Extracts from a graphics dataset
--- START ---

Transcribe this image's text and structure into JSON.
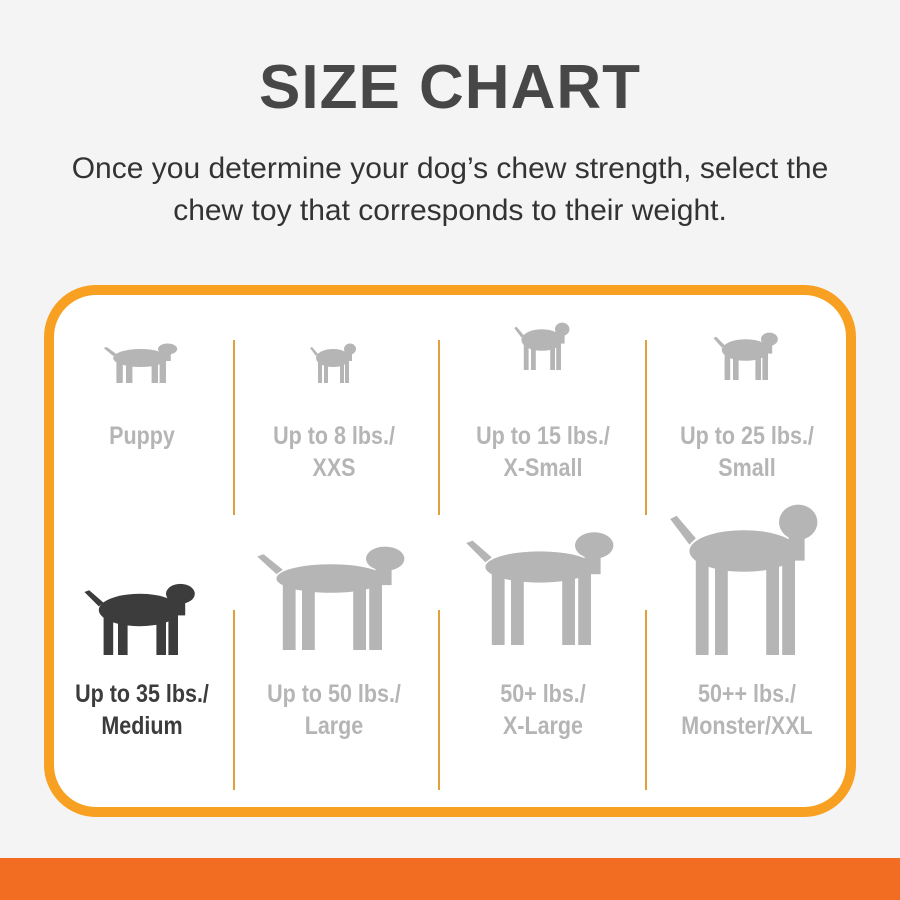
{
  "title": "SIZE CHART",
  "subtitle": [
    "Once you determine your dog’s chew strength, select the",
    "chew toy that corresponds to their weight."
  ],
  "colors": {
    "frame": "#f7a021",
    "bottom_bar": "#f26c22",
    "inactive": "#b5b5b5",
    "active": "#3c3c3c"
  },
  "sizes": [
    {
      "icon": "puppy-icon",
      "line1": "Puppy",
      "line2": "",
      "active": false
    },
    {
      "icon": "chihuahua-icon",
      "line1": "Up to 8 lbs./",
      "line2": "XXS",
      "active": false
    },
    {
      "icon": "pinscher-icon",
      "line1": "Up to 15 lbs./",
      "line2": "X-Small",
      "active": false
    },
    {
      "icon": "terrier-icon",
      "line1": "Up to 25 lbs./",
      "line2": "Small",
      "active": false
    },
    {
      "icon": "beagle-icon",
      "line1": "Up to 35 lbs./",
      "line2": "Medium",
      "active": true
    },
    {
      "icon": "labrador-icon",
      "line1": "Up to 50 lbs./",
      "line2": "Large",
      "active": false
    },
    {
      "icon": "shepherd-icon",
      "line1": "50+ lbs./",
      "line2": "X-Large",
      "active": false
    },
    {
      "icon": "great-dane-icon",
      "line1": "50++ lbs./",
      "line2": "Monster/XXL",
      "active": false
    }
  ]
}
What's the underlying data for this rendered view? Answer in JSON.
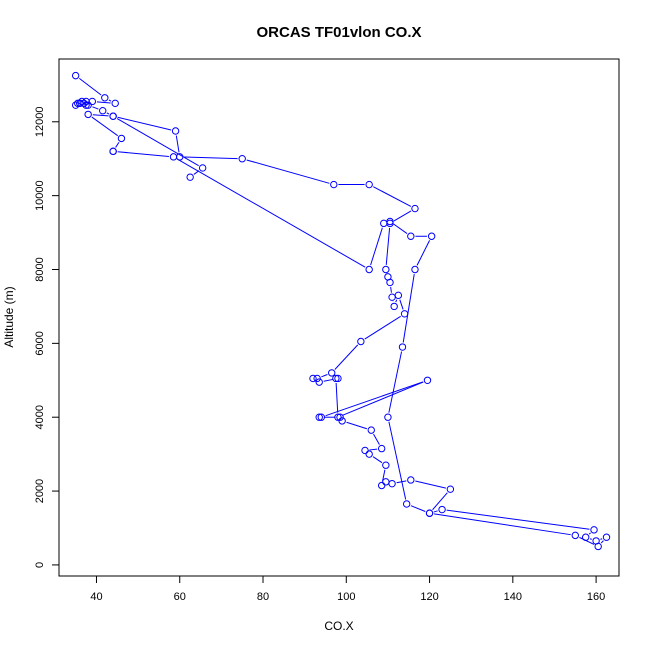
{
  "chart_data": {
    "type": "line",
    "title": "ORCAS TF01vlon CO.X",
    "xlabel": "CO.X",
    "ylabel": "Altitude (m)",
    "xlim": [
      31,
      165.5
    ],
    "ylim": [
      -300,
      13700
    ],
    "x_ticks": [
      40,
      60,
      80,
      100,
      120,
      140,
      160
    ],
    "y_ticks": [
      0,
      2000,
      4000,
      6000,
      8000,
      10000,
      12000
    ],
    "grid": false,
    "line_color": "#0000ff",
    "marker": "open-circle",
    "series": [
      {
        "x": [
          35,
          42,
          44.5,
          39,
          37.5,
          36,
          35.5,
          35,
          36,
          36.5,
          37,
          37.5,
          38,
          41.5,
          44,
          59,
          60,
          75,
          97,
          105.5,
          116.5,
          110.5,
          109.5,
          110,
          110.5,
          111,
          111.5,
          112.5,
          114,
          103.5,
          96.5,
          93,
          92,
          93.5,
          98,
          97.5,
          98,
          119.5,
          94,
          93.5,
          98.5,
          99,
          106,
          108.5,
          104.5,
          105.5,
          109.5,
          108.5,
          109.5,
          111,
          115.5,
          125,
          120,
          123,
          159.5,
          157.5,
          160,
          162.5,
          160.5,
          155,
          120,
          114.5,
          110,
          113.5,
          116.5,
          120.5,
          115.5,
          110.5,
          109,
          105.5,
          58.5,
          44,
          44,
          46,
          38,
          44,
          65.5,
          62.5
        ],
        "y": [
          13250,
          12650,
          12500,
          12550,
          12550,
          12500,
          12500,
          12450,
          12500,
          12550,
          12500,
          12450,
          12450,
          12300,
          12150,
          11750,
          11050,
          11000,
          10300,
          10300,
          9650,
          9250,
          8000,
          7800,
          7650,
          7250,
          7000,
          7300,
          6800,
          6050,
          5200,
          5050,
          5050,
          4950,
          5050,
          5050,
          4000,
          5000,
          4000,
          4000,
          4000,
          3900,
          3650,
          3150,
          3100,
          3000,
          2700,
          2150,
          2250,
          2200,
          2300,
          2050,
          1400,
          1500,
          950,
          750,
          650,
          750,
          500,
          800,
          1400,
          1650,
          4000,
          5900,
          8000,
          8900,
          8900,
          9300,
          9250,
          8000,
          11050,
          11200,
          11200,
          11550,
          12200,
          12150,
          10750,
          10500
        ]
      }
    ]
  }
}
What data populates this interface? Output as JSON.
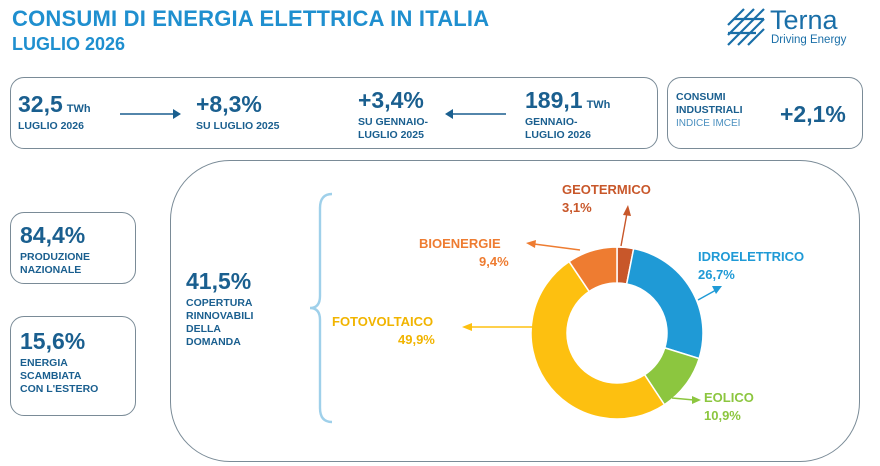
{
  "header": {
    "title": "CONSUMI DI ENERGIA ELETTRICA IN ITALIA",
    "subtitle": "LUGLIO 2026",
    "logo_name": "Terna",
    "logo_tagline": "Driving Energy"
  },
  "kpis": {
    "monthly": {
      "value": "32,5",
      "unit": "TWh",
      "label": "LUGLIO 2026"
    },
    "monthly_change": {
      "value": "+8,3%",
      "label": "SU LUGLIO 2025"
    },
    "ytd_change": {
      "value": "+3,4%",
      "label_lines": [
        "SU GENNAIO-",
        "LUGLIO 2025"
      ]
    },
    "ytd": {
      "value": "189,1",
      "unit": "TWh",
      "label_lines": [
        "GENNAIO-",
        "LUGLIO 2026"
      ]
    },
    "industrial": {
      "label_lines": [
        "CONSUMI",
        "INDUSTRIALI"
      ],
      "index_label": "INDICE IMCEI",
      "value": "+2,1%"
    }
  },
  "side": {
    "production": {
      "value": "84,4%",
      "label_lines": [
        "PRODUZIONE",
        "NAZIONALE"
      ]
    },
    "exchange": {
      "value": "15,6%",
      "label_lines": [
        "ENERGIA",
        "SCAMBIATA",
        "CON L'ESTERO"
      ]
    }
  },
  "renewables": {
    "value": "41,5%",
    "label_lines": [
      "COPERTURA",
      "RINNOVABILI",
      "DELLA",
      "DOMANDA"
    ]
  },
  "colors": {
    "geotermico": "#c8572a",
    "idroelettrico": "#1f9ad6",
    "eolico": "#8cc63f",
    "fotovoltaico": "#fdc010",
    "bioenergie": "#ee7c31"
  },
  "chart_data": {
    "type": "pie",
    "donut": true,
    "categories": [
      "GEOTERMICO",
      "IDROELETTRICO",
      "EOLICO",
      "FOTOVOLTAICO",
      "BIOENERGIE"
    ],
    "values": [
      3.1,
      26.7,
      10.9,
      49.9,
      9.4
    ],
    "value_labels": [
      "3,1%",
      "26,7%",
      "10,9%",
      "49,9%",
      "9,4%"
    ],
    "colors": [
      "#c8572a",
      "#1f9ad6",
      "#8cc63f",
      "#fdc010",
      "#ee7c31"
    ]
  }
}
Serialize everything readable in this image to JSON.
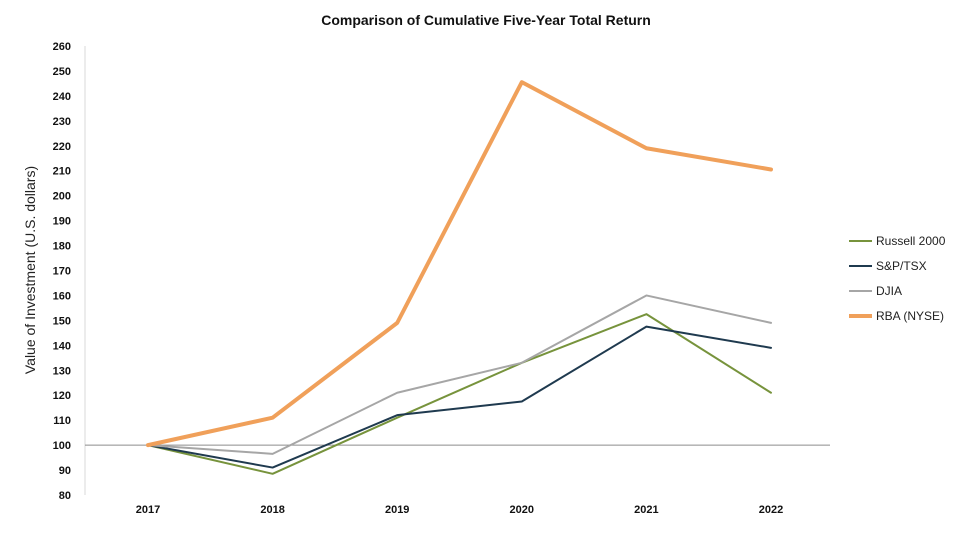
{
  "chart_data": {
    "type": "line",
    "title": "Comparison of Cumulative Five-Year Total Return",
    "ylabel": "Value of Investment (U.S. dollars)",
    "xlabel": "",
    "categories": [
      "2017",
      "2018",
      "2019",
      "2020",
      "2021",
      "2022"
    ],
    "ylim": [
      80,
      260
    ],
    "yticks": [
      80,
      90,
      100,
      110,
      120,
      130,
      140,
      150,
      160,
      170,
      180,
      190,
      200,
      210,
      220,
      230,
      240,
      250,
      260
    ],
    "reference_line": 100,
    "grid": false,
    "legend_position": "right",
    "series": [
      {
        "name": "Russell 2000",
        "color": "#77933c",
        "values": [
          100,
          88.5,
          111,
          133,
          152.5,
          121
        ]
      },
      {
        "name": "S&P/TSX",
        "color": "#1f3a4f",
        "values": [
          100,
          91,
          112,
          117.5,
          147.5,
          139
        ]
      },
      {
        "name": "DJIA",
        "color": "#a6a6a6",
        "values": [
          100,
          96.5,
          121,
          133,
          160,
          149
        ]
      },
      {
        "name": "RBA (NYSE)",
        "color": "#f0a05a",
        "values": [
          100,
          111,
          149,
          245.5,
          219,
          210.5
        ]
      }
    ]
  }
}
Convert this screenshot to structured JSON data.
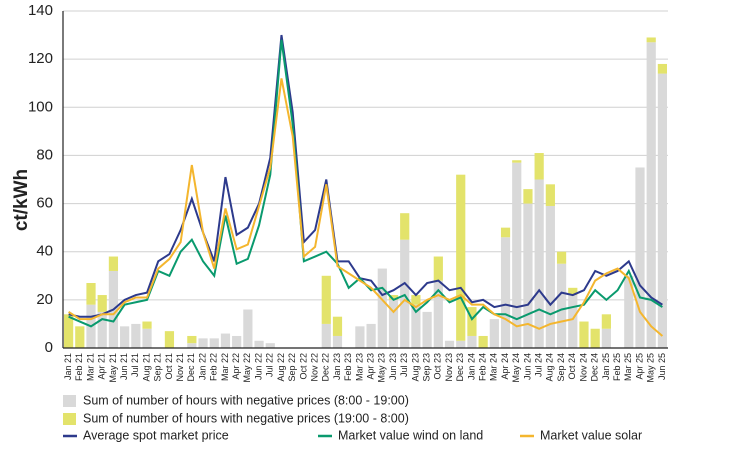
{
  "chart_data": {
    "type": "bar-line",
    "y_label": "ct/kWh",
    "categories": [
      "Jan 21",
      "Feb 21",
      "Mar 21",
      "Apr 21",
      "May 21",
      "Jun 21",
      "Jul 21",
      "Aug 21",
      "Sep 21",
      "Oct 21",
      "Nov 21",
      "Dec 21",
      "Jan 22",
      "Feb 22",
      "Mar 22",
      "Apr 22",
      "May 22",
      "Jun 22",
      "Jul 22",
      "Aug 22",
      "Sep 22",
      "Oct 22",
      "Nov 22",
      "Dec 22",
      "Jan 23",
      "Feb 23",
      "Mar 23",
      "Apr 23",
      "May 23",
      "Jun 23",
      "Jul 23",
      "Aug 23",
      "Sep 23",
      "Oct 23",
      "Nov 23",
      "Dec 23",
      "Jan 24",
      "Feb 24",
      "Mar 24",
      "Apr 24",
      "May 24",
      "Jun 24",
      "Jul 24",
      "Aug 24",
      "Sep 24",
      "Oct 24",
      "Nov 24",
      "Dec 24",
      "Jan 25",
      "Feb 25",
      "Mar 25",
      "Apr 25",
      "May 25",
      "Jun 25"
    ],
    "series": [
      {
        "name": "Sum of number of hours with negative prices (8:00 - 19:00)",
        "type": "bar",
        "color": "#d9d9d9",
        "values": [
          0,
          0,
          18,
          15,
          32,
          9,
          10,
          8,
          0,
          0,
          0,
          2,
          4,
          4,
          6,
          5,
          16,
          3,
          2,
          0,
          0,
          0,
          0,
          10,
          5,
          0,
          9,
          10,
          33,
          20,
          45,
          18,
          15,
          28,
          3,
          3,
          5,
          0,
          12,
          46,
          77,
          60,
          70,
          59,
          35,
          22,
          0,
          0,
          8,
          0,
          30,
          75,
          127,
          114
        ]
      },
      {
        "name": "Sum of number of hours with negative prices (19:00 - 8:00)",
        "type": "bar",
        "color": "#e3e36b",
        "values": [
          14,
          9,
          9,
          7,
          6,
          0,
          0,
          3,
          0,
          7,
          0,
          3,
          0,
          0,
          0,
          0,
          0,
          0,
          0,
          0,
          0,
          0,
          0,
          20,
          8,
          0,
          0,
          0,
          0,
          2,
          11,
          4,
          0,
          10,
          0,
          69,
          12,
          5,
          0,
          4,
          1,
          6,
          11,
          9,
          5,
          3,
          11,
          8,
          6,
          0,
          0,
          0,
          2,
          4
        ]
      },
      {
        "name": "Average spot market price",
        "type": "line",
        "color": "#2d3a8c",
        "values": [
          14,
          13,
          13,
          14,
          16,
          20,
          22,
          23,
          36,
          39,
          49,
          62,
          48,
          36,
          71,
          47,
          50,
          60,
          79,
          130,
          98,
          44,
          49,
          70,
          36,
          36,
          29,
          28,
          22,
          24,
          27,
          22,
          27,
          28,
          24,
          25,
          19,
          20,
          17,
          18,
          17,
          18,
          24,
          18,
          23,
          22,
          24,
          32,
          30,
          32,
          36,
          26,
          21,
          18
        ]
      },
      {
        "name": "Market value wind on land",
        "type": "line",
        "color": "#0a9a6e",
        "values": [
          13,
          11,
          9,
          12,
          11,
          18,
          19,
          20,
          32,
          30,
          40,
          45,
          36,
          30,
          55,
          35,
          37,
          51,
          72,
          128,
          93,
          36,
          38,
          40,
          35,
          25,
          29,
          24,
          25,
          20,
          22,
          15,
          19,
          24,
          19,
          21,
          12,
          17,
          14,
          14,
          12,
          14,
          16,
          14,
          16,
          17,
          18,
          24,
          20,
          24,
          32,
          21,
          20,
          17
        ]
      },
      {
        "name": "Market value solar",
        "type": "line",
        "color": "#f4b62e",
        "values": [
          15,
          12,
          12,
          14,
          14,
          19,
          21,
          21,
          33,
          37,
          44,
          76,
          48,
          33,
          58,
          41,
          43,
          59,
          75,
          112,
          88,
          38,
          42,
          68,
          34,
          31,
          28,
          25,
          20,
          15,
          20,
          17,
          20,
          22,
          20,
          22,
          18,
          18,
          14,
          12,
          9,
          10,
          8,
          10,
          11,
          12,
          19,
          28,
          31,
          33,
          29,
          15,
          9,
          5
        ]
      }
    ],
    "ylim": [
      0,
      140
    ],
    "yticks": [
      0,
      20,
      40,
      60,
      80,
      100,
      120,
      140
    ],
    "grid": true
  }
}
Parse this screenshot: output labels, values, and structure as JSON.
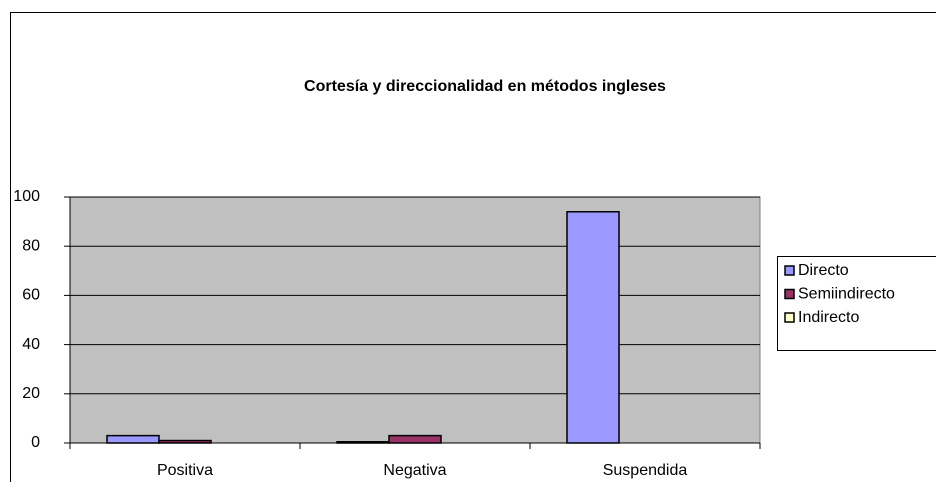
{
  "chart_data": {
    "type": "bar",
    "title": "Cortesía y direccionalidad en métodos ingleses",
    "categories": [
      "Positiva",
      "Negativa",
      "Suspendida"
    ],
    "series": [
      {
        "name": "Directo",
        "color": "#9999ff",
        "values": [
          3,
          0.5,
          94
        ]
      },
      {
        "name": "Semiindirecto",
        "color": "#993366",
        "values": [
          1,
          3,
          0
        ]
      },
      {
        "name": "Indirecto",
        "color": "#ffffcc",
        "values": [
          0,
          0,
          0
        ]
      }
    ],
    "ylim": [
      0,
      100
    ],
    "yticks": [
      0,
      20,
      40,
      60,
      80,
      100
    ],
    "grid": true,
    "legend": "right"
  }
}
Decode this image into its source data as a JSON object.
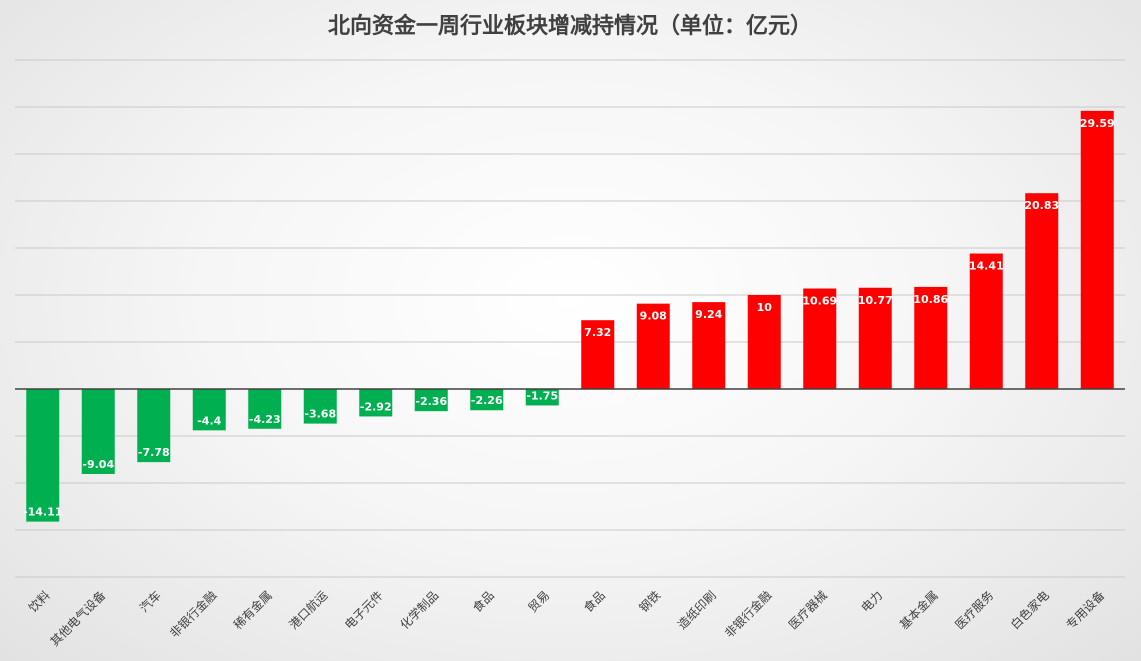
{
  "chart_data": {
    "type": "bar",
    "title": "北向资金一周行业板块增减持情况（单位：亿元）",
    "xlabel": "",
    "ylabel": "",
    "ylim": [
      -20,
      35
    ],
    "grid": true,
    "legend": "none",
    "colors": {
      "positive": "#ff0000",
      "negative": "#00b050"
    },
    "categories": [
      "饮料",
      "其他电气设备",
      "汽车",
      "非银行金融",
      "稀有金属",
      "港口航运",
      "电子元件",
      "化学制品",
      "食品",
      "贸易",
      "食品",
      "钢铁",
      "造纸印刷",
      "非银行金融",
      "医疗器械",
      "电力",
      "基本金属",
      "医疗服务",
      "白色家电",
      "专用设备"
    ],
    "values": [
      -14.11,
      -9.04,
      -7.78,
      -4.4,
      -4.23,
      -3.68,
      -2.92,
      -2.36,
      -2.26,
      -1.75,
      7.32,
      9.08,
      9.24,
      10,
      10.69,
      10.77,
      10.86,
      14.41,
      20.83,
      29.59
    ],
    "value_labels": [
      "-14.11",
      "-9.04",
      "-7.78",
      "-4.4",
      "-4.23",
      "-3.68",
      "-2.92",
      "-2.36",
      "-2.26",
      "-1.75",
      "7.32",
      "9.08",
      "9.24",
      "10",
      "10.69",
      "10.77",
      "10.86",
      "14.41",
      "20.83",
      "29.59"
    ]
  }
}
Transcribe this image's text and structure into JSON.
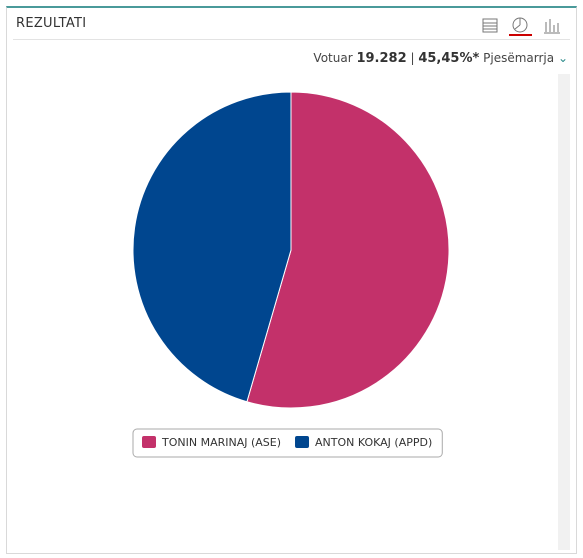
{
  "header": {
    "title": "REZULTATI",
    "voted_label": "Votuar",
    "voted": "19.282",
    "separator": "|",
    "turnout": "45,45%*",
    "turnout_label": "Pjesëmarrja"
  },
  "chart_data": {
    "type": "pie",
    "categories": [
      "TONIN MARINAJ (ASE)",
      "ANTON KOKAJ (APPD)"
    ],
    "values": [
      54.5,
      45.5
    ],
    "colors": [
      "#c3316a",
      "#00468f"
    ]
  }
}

--- END ---

Problem requirements
Of all the lines above, how many contain "prices"? Give the number and nothing more.

Solution for this task
2